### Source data
** Begin **
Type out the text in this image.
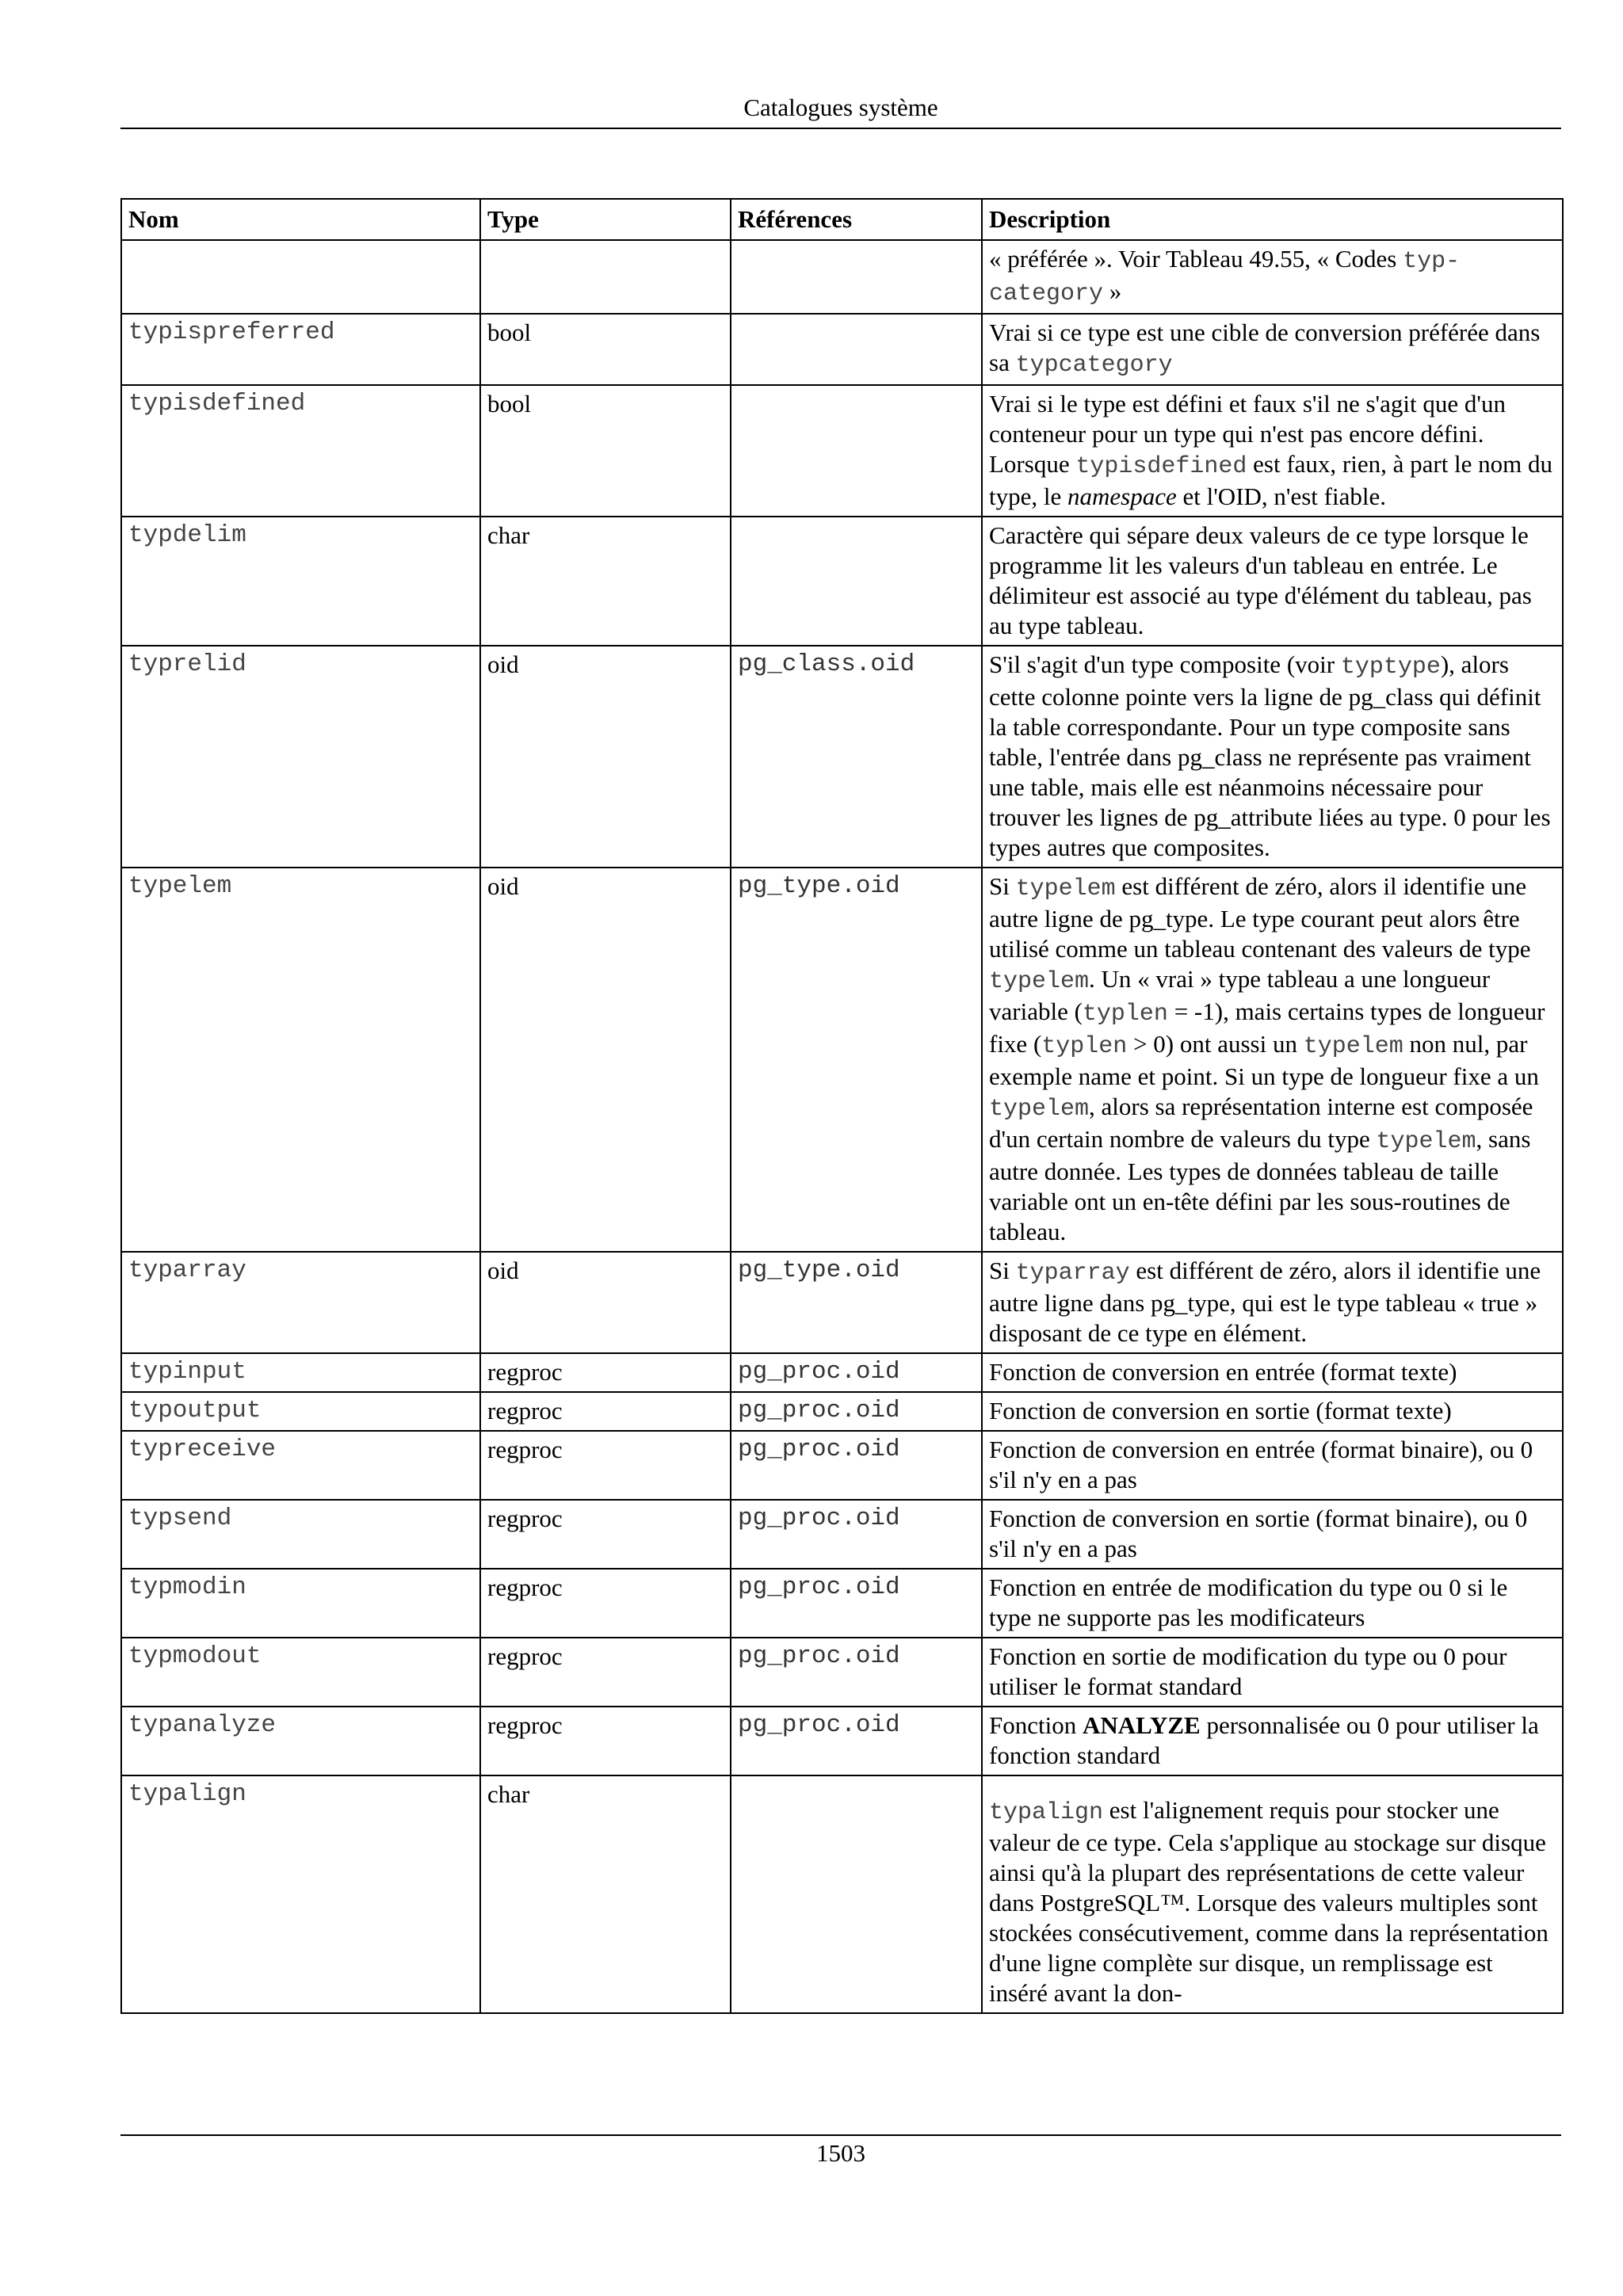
Catalogues système
Nom	Type	Références	Description
			« préférée ». Voir Tableau 49.55, « Codes typ-category »
typispreferred	bool		Vrai si ce type est une cible de conversion préférée dans sa typcategory
typisdefined	bool		Vrai si le type est défini et faux s'il ne s'agit que d'un conteneur pour un type qui n'est pas encore défini. Lorsque typisdefined est faux, rien, à part le nom du type, le namespace et l'OID, n'est fiable.
typdelim	char		Caractère qui sépare deux valeurs de ce type lorsque le programme lit les valeurs d'un tableau en entrée. Le délimiteur est associé au type d'élément du tableau, pas au type tableau.
typrelid	oid	pg_class.oid	S'il s'agit d'un type composite (voir typtype), alors cette colonne pointe vers la ligne de pg_class qui définit la table correspondante. Pour un type composite sans table, l'entrée dans pg_class ne représente pas vraiment une table, mais elle est néanmoins nécessaire pour trouver les lignes de pg_attribute liées au type. 0 pour les types autres que composites.
typelem	oid	pg_type.oid	Si typelem est différent de zéro, alors il identifie une autre ligne de pg_type. Le type courant peut alors être utilisé comme un tableau contenant des valeurs de type typelem. Un « vrai » type tableau a une longueur variable (typlen = -1), mais certains types de longueur fixe (typlen > 0) ont aussi un typelem non nul, par exemple name et point. Si un type de longueur fixe a un typelem, alors sa représentation interne est composée d'un certain nombre de valeurs du type typelem, sans autre donnée. Les types de données tableau de taille variable ont un en-tête défini par les sous-routines de tableau.
typarray	oid	pg_type.oid	Si typarray est différent de zéro, alors il identifie une autre ligne dans pg_type, qui est le type tableau « true » disposant de ce type en élément.
typinput	regproc	pg_proc.oid	Fonction de conversion en entrée (format texte)
typoutput	regproc	pg_proc.oid	Fonction de conversion en sortie (format texte)
typreceive	regproc	pg_proc.oid	Fonction de conversion en entrée (format binaire), ou 0 s'il n'y en a pas
typsend	regproc	pg_proc.oid	Fonction de conversion en sortie (format binaire), ou 0 s'il n'y en a pas
typmodin	regproc	pg_proc.oid	Fonction en entrée de modification du type ou 0 si le type ne supporte pas les modificateurs
typmodout	regproc	pg_proc.oid	Fonction en sortie de modification du type ou 0 pour utiliser le format standard
typanalyze	regproc	pg_proc.oid	Fonction ANALYZE personnalisée ou 0 pour utiliser la fonction standard
typalign	char		typalign est l'alignement requis pour stocker une valeur de ce type. Cela s'applique au stockage sur disque ainsi qu'à la plupart des représentations de cette valeur dans PostgreSQL™. Lorsque des valeurs multiples sont stockées consécutivement, comme dans la représentation d'une ligne complète sur disque, un remplissage est inséré avant la don-
1503
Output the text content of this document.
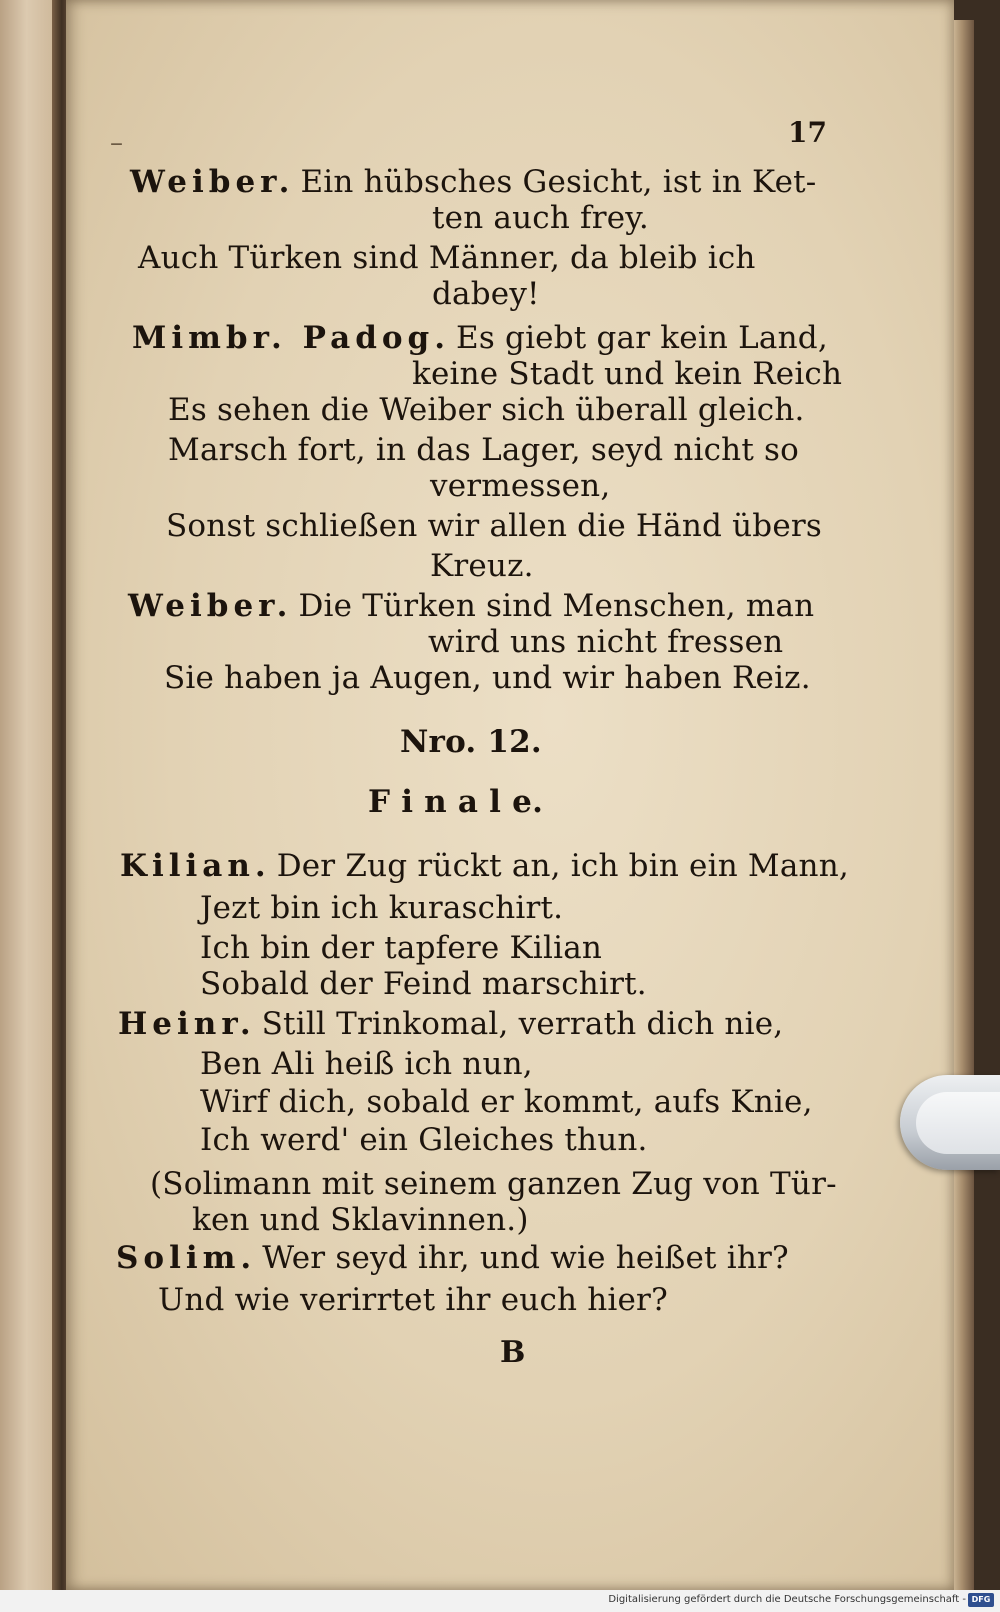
–	17
Weiber. Ein hübsches Gesicht, ist in Ket-
ten auch frey.
Auch Türken sind Männer, da bleib ich
dabey!
Mimbr. Padog. Es giebt gar kein Land,
keine Stadt und kein Reich
Es sehen die Weiber sich überall gleich.
Marsch fort, in das Lager, seyd nicht so
vermessen,
Sonst schließen wir allen die Händ übers
Kreuz.
Weiber. Die Türken sind Menschen, man
wird uns nicht fressen
Sie haben ja Augen, und wir haben Reiz.
Nro. 12.
F i n a l e.
Kilian. Der Zug rückt an, ich bin ein Mann,
Jezt bin ich kuraschirt.
Ich bin der tapfere Kilian
Sobald der Feind marschirt.
Heinr. Still Trinkomal, verrath dich nie,
Ben Ali heiß ich nun,
Wirf dich, sobald er kommt, aufs Knie,
Ich werd' ein Gleiches thun.
(Solimann mit seinem ganzen Zug von Tür-
ken und Sklavinnen.)
Solim. Wer seyd ihr, und wie heißet ihr?
Und wie verirrtet ihr euch hier?
B
Digitalisierung gefördert durch die Deutsche Forschungsgemeinschaft - DFG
** End **
### THE EXERCISE
Gather from the data above every line with the string "seyd".

### OUTPUT FOR THIS EXERCISE
Marsch fort, in das Lager, seyd nicht so
Solim. Wer seyd ihr, und wie heißet ihr?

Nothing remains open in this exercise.